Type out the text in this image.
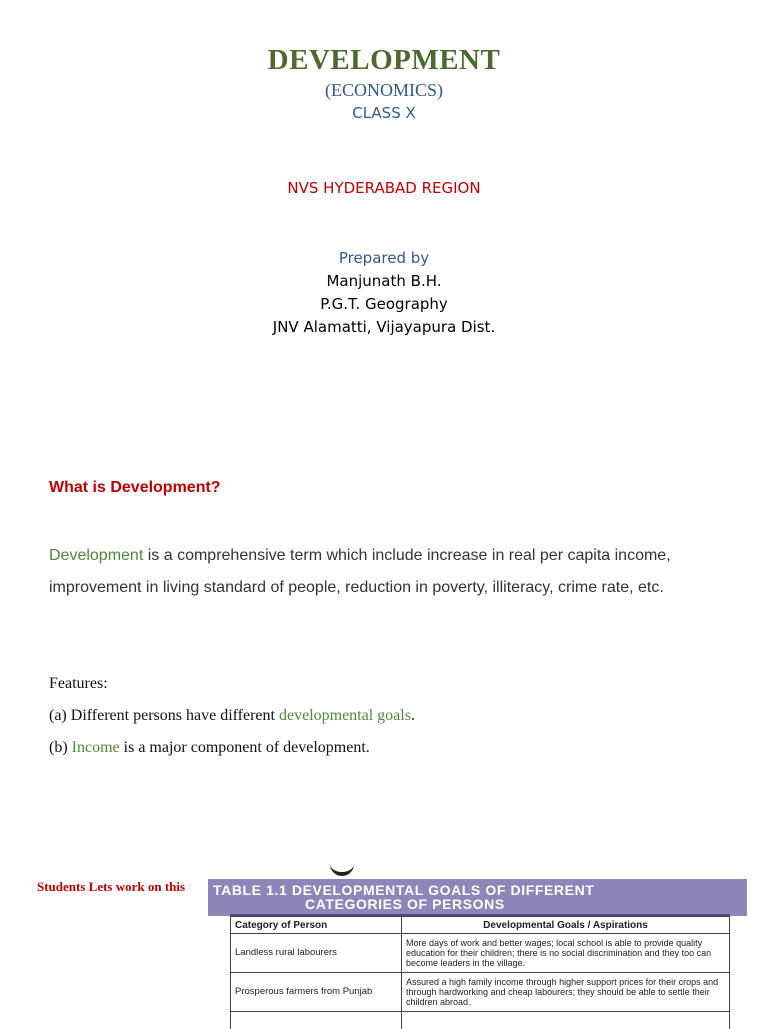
DEVELOPMENT
(ECONOMICS)
CLASS X
NVS HYDERABAD REGION
Prepared by
Manjunath B.H.
P.G.T. Geography
JNV Alamatti, Vijayapura Dist.
What is Development?
Development is a comprehensive term which include increase in real per capita income, improvement in living standard of people, reduction in poverty, illiteracy, crime rate, etc.
Features:
(a) Different persons have different developmental goals.
(b) Income is a major component of development.
Students Lets work on this TABLE 1.1 DEVELOPMENTAL GOALS OF DIFFERENT
CATEGORIES OF PERSONS
Category of Person	Developmental Goals / Aspirations
Landless rural labourers	More days of work and better wages; local school is able to provide quality education for their children; there is no social discrimination and they too can become leaders in the village.
Prosperous farmers from Punjab	Assured a high family income through higher support prices for their crops and through hardworking and cheap labourers; they should be able to settle their children abroad.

_ _ _ _ _

▸ What you have to do
Output every entry verbatim. Pictures do not belong in the copy.

▸ Solved problem
Type out the text in this image.
DEVELOPMENT
(ECONOMICS)
CLASS X
NVS HYDERABAD REGION
Prepared by
Manjunath B.H.
P.G.T. Geography
JNV Alamatti, Vijayapura Dist.
What is Development?
Development is a comprehensive term which include increase in real per capita income, improvement in living standard of people, reduction in poverty, illiteracy, crime rate, etc.
Features:
(a) Different persons have different developmental goals.
(b) Income is a major component of development.
Students Lets work on this TABLE 1.1 DEVELOPMENTAL GOALS OF DIFFERENT
CATEGORIES OF PERSONS
Category of Person	Developmental Goals / Aspirations
Landless rural labourers	More days of work and better wages; local school is able to provide quality education for their children; there is no social discrimination and they too can become leaders in the village.
Prosperous farmers from Punjab	Assured a high family income through higher support prices for their crops and through hardworking and cheap labourers; they should be able to settle their children abroad.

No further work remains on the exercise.